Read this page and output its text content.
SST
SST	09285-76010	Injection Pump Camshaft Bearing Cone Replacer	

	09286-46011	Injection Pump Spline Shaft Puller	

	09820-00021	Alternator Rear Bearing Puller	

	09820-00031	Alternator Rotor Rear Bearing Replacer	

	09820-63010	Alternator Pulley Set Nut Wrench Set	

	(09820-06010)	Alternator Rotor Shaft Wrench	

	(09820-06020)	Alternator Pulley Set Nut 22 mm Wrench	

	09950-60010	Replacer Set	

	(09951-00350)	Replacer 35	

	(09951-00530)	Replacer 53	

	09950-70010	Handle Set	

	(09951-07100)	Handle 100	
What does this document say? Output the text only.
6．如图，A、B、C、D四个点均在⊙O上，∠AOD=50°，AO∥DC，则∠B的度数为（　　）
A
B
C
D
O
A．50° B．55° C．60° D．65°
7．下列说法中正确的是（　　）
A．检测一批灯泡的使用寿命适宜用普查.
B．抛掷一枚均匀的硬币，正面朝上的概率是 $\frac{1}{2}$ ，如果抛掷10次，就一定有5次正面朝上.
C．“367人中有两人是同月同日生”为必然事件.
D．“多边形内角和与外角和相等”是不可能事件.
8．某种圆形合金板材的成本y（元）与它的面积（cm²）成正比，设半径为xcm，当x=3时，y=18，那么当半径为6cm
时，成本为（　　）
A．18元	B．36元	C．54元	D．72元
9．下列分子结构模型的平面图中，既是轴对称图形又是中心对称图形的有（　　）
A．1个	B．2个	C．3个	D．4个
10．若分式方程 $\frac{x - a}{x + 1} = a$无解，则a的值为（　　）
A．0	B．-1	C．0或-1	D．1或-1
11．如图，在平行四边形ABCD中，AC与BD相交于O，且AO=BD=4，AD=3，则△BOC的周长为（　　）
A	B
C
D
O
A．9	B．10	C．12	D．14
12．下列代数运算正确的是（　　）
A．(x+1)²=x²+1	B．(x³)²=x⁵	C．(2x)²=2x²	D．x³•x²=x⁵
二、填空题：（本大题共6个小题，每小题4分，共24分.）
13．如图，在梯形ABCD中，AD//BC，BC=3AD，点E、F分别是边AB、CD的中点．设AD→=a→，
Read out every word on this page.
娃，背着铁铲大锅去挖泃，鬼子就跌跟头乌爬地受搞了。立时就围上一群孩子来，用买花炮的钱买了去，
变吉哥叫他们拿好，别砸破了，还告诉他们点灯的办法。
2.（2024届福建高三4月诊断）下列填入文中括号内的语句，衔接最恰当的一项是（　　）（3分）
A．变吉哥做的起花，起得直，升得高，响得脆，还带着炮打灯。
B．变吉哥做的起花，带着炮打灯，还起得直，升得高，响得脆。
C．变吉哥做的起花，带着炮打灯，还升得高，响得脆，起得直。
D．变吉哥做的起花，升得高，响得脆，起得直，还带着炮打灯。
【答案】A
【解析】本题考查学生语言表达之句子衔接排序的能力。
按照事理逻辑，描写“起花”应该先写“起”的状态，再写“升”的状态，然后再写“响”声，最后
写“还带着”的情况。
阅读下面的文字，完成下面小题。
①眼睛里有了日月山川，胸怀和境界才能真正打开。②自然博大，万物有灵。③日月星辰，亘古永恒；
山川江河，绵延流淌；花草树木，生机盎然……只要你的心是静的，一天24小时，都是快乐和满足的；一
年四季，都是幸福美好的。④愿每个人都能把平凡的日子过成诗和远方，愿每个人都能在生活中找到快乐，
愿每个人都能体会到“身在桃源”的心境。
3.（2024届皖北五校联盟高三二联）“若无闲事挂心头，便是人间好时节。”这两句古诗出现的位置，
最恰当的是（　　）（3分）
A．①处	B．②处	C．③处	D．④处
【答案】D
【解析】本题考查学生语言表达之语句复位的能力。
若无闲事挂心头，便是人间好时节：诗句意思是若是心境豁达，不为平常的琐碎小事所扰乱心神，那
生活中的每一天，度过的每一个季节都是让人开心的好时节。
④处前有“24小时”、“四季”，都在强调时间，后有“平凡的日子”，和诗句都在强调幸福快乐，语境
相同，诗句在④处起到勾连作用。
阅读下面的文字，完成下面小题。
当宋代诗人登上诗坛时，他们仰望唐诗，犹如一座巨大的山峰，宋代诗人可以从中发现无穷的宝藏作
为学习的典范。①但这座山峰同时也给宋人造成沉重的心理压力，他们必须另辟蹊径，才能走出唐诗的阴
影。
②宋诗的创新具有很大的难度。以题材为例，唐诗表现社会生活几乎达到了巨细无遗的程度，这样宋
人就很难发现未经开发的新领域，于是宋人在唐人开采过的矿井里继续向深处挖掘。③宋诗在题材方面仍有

◆ Task directions
Please set down each line of the records exactly as given.

◆ Expected output
Read this page and output its text content.
SST
SST	09285-76010	Injection Pump Camshaft Bearing Cone Replacer	

	09286-46011	Injection Pump Spline Shaft Puller	

	09820-00021	Alternator Rear Bearing Puller	

	09820-00031	Alternator Rotor Rear Bearing Replacer	

	09820-63010	Alternator Pulley Set Nut Wrench Set	

	(09820-06010)	Alternator Rotor Shaft Wrench	

	(09820-06020)	Alternator Pulley Set Nut 22 mm Wrench	

	09950-60010	Replacer Set	

	(09951-00350)	Replacer 35	

	(09951-00530)	Replacer 53	

	09950-70010	Handle Set	

	(09951-07100)	Handle 100	
What does this document say? Output the text only.
6．如图，A、B、C、D四个点均在⊙O上，∠AOD=50°，AO∥DC，则∠B的度数为（　　）
A
B
C
D
O
A．50° B．55° C．60° D．65°
7．下列说法中正确的是（　　）
A．检测一批灯泡的使用寿命适宜用普查.
B．抛掷一枚均匀的硬币，正面朝上的概率是 $\frac{1}{2}$ ，如果抛掷10次，就一定有5次正面朝上.
C．“367人中有两人是同月同日生”为必然事件.
D．“多边形内角和与外角和相等”是不可能事件.
8．某种圆形合金板材的成本y（元）与它的面积（cm²）成正比，设半径为xcm，当x=3时，y=18，那么当半径为6cm
时，成本为（　　）
A．18元	B．36元	C．54元	D．72元
9．下列分子结构模型的平面图中，既是轴对称图形又是中心对称图形的有（　　）
A．1个	B．2个	C．3个	D．4个
10．若分式方程 $\frac{x - a}{x + 1} = a$无解，则a的值为（　　）
A．0	B．-1	C．0或-1	D．1或-1
11．如图，在平行四边形ABCD中，AC与BD相交于O，且AO=BD=4，AD=3，则△BOC的周长为（　　）
A	B
C
D
O
A．9	B．10	C．12	D．14
12．下列代数运算正确的是（　　）
A．(x+1)²=x²+1	B．(x³)²=x⁵	C．(2x)²=2x²	D．x³•x²=x⁵
二、填空题：（本大题共6个小题，每小题4分，共24分.）
13．如图，在梯形ABCD中，AD//BC，BC=3AD，点E、F分别是边AB、CD的中点．设AD→=a→，
Read out every word on this page.
娃，背着铁铲大锅去挖泃，鬼子就跌跟头乌爬地受搞了。立时就围上一群孩子来，用买花炮的钱买了去，
变吉哥叫他们拿好，别砸破了，还告诉他们点灯的办法。
2.（2024届福建高三4月诊断）下列填入文中括号内的语句，衔接最恰当的一项是（　　）（3分）
A．变吉哥做的起花，起得直，升得高，响得脆，还带着炮打灯。
B．变吉哥做的起花，带着炮打灯，还起得直，升得高，响得脆。
C．变吉哥做的起花，带着炮打灯，还升得高，响得脆，起得直。
D．变吉哥做的起花，升得高，响得脆，起得直，还带着炮打灯。
【答案】A
【解析】本题考查学生语言表达之句子衔接排序的能力。
按照事理逻辑，描写“起花”应该先写“起”的状态，再写“升”的状态，然后再写“响”声，最后
写“还带着”的情况。
阅读下面的文字，完成下面小题。
①眼睛里有了日月山川，胸怀和境界才能真正打开。②自然博大，万物有灵。③日月星辰，亘古永恒；
山川江河，绵延流淌；花草树木，生机盎然……只要你的心是静的，一天24小时，都是快乐和满足的；一
年四季，都是幸福美好的。④愿每个人都能把平凡的日子过成诗和远方，愿每个人都能在生活中找到快乐，
愿每个人都能体会到“身在桃源”的心境。
3.（2024届皖北五校联盟高三二联）“若无闲事挂心头，便是人间好时节。”这两句古诗出现的位置，
最恰当的是（　　）（3分）
A．①处	B．②处	C．③处	D．④处
【答案】D
【解析】本题考查学生语言表达之语句复位的能力。
若无闲事挂心头，便是人间好时节：诗句意思是若是心境豁达，不为平常的琐碎小事所扰乱心神，那
生活中的每一天，度过的每一个季节都是让人开心的好时节。
④处前有“24小时”、“四季”，都在强调时间，后有“平凡的日子”，和诗句都在强调幸福快乐，语境
相同，诗句在④处起到勾连作用。
阅读下面的文字，完成下面小题。
当宋代诗人登上诗坛时，他们仰望唐诗，犹如一座巨大的山峰，宋代诗人可以从中发现无穷的宝藏作
为学习的典范。①但这座山峰同时也给宋人造成沉重的心理压力，他们必须另辟蹊径，才能走出唐诗的阴
影。
②宋诗的创新具有很大的难度。以题材为例，唐诗表现社会生活几乎达到了巨细无遗的程度，这样宋
人就很难发现未经开发的新领域，于是宋人在唐人开采过的矿井里继续向深处挖掘。③宋诗在题材方面仍有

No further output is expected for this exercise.